== Work required ==
Would you pull out every line of the material that contains the string "buyers"?

== Data lines ==
-- start --
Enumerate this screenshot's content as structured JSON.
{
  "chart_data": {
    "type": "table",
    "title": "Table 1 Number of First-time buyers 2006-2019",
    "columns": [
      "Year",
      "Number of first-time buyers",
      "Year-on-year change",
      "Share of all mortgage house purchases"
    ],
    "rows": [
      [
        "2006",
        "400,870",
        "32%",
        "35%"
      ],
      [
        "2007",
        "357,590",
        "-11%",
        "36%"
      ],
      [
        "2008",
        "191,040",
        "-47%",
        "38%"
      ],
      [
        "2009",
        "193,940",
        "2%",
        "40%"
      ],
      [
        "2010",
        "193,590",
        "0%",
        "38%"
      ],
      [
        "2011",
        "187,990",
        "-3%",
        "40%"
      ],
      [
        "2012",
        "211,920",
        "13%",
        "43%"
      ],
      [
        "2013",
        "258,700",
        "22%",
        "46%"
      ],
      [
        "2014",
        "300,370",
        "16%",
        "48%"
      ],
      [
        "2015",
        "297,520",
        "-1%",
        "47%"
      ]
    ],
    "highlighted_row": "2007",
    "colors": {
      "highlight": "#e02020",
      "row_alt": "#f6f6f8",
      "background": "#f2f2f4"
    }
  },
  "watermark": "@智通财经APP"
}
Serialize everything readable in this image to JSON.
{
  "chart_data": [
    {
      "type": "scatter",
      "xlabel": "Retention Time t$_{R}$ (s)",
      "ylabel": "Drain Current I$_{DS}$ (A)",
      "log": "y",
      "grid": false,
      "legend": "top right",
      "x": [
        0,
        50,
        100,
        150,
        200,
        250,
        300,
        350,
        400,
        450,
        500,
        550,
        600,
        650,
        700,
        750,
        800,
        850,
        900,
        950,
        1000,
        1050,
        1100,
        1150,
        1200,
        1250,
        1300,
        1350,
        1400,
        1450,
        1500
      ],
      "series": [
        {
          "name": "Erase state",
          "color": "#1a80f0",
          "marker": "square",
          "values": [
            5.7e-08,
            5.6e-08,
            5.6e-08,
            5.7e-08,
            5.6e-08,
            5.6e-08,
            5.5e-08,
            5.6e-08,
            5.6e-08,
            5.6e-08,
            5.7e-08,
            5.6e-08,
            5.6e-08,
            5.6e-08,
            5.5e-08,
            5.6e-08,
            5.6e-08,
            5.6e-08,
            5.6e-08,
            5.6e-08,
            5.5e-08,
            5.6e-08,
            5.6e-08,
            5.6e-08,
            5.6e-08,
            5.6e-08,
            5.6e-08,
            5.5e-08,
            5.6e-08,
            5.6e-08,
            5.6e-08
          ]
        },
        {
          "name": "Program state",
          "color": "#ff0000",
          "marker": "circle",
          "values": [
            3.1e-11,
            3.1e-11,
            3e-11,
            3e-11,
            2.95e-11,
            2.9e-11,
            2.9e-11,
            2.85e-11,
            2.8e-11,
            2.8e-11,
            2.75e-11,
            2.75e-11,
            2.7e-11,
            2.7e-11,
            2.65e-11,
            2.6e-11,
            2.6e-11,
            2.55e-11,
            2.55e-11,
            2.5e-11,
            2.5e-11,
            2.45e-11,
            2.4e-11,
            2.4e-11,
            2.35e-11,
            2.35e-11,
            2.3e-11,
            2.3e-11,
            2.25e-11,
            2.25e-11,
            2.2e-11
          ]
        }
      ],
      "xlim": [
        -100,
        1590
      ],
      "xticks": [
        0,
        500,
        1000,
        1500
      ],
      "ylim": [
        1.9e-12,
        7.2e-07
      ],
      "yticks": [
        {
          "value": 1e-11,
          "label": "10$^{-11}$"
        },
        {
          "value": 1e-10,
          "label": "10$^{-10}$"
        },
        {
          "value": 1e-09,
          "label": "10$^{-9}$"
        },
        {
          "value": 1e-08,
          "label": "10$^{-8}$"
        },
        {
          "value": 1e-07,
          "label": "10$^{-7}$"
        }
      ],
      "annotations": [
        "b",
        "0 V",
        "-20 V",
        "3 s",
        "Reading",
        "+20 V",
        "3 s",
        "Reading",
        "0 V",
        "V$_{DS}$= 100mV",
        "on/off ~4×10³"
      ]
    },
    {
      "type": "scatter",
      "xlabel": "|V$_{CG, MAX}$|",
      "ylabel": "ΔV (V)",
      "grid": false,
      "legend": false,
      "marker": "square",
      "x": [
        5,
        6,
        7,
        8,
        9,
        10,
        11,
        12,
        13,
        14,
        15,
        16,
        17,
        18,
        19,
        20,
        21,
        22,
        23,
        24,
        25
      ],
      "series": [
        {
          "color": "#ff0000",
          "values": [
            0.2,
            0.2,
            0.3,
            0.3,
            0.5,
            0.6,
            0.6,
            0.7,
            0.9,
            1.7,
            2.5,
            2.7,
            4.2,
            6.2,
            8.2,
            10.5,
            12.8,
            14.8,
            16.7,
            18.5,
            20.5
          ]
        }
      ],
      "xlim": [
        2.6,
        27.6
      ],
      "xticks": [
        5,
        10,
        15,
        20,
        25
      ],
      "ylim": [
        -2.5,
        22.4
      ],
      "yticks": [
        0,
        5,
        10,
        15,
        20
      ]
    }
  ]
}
-- end --
== Task result ==
    "title": "Table 1 Number of First-time buyers 2006-2019",
      "Number of first-time buyers",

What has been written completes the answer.